JOB. Each line that contains the word "ticker" counts once; give the total for the records below and nothing else.

+--

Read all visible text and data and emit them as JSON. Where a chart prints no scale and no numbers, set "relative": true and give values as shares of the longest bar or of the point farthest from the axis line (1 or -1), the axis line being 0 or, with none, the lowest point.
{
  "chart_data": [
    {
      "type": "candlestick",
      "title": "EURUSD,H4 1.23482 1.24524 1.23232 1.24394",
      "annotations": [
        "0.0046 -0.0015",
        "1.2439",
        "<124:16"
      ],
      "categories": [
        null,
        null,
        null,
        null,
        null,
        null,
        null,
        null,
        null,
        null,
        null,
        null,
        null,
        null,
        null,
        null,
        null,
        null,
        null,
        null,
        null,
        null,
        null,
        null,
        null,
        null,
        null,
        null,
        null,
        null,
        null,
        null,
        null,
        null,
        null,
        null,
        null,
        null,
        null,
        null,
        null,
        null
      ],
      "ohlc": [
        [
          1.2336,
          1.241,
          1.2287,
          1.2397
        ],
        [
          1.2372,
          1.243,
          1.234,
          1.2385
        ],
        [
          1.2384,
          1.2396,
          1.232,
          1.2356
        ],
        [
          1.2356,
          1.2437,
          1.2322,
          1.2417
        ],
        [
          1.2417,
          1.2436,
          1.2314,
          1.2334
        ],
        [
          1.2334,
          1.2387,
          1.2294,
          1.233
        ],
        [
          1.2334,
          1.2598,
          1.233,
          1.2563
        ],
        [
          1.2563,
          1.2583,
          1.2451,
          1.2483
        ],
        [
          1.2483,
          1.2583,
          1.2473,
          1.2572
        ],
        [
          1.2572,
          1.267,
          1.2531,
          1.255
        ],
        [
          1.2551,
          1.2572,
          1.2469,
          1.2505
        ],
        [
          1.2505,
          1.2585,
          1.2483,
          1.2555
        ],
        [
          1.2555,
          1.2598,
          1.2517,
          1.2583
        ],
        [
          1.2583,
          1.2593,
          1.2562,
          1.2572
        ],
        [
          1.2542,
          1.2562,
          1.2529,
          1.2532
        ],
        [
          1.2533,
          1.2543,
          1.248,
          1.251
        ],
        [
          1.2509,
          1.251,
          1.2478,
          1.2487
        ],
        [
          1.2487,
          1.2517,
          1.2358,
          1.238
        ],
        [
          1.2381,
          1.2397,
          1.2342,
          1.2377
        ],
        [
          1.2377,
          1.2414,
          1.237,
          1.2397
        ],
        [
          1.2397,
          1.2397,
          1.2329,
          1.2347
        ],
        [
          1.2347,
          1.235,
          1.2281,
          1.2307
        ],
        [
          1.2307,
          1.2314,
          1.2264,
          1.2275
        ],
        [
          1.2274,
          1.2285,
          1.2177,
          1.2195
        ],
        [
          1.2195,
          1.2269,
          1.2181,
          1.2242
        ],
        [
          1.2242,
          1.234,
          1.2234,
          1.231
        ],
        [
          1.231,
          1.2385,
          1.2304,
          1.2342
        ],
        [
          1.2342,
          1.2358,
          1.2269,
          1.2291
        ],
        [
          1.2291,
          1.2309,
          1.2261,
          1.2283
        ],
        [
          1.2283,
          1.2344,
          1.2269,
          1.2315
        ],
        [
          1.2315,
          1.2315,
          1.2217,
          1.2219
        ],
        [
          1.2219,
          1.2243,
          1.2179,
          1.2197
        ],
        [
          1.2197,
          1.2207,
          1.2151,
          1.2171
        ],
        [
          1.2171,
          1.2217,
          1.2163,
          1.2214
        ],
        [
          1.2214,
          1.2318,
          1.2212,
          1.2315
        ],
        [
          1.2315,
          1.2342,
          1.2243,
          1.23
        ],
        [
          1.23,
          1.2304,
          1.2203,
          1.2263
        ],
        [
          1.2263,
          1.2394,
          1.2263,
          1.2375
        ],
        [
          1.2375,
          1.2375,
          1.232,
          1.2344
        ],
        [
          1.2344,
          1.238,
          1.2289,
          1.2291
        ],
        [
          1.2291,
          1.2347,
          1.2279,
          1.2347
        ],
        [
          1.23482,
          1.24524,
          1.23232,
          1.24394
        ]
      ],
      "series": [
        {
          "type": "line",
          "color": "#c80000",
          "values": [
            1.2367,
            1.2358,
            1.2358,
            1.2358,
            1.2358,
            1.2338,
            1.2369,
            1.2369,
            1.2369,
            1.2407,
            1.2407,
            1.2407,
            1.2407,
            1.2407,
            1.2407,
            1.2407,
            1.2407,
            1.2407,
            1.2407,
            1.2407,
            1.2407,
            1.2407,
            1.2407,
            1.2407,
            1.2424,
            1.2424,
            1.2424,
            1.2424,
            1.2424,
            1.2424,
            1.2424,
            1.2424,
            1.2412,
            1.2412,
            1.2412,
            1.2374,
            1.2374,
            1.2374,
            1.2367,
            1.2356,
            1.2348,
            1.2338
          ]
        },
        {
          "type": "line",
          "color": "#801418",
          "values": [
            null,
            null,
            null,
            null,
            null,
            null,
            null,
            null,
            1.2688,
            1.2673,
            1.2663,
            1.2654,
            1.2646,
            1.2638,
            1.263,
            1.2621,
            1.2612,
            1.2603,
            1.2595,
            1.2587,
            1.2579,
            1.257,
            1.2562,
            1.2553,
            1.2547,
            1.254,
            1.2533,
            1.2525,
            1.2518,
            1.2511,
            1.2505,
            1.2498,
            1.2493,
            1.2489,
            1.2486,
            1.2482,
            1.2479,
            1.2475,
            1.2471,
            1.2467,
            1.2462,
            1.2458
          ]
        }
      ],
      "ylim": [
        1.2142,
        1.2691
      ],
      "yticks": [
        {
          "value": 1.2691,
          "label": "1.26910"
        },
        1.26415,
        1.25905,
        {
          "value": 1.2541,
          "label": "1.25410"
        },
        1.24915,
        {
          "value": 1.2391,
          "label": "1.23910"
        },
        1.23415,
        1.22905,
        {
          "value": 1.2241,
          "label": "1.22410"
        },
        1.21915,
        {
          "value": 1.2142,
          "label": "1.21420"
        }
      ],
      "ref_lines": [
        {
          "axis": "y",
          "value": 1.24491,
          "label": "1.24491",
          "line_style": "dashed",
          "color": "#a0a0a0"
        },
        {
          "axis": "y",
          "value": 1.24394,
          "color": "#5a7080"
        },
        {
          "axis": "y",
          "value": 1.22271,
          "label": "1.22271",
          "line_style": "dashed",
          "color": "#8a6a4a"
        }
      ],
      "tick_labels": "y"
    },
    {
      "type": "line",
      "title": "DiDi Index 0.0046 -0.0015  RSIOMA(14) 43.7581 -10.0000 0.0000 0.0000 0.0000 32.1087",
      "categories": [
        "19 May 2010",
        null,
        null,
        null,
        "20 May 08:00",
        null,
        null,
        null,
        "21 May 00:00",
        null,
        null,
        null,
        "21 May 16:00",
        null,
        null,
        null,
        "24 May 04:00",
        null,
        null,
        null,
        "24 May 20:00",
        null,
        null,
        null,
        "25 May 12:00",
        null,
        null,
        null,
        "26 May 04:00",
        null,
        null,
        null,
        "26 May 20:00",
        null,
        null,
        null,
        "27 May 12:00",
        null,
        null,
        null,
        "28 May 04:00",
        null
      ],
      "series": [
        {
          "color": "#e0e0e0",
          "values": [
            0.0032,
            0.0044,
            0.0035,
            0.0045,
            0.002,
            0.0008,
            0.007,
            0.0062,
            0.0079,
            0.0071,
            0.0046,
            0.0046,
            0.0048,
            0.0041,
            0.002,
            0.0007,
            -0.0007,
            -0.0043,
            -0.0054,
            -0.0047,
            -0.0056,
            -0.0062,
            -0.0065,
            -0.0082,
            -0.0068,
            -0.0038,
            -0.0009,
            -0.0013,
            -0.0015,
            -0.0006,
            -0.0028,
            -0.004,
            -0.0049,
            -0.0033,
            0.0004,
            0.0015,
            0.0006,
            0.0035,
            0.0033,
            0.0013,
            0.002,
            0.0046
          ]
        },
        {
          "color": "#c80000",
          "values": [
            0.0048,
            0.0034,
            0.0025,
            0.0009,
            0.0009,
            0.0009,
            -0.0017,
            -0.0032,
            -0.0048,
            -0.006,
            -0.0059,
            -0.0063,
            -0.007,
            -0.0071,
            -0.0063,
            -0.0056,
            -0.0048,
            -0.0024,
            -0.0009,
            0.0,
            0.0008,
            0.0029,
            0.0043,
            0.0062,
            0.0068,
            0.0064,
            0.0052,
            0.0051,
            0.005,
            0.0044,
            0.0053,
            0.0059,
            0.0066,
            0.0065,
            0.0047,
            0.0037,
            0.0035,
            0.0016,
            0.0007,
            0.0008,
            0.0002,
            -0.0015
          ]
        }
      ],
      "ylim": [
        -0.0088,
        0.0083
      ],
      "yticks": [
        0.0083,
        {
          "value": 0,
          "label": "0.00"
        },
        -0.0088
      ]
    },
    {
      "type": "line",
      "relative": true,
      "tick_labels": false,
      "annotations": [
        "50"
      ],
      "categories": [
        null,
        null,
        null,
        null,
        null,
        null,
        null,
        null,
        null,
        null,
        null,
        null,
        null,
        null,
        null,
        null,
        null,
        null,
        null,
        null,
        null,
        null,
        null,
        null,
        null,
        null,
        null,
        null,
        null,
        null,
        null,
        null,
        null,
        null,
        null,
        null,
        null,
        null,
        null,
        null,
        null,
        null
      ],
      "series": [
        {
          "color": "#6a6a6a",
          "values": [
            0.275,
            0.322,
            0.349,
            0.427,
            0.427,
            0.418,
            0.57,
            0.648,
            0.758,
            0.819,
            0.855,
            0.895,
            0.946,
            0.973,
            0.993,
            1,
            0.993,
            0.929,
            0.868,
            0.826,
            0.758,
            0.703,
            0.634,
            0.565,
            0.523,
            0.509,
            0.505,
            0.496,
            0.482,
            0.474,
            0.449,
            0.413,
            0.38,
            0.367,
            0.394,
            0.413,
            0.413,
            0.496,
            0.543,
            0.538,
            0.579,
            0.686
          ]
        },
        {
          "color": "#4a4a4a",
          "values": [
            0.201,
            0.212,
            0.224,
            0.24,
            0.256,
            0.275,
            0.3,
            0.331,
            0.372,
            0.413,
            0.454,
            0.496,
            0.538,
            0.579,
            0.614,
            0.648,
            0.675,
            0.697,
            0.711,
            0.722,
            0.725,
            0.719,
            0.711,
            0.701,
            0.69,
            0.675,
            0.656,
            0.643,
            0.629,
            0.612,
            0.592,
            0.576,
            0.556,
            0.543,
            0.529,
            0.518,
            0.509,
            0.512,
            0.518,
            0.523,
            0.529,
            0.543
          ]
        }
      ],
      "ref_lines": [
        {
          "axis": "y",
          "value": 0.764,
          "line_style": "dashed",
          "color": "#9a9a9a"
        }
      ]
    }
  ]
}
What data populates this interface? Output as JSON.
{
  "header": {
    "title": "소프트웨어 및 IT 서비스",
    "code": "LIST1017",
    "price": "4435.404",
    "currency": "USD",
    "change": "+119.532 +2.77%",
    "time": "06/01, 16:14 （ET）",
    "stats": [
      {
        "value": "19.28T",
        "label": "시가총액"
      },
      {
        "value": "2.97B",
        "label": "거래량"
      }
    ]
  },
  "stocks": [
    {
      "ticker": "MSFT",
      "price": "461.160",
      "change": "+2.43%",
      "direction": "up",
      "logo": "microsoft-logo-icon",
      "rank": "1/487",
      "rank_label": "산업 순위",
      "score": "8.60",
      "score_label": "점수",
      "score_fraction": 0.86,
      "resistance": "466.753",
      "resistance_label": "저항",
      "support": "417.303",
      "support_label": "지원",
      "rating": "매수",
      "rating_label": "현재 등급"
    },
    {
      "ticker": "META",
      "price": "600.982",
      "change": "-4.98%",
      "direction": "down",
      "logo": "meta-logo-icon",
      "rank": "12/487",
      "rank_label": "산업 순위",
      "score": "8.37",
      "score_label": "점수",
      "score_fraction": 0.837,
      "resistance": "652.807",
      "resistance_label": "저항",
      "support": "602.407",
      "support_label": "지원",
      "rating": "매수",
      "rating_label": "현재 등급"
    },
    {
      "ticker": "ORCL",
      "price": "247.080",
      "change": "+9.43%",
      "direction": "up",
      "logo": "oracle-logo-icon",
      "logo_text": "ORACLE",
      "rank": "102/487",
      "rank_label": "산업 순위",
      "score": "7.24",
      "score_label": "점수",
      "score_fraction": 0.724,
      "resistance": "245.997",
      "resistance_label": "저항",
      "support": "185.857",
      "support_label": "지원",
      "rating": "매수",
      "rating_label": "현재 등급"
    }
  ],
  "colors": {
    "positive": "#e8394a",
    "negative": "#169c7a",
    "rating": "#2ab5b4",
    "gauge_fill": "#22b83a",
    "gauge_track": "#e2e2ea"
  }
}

+--

RESULT OF THIS TASK. 3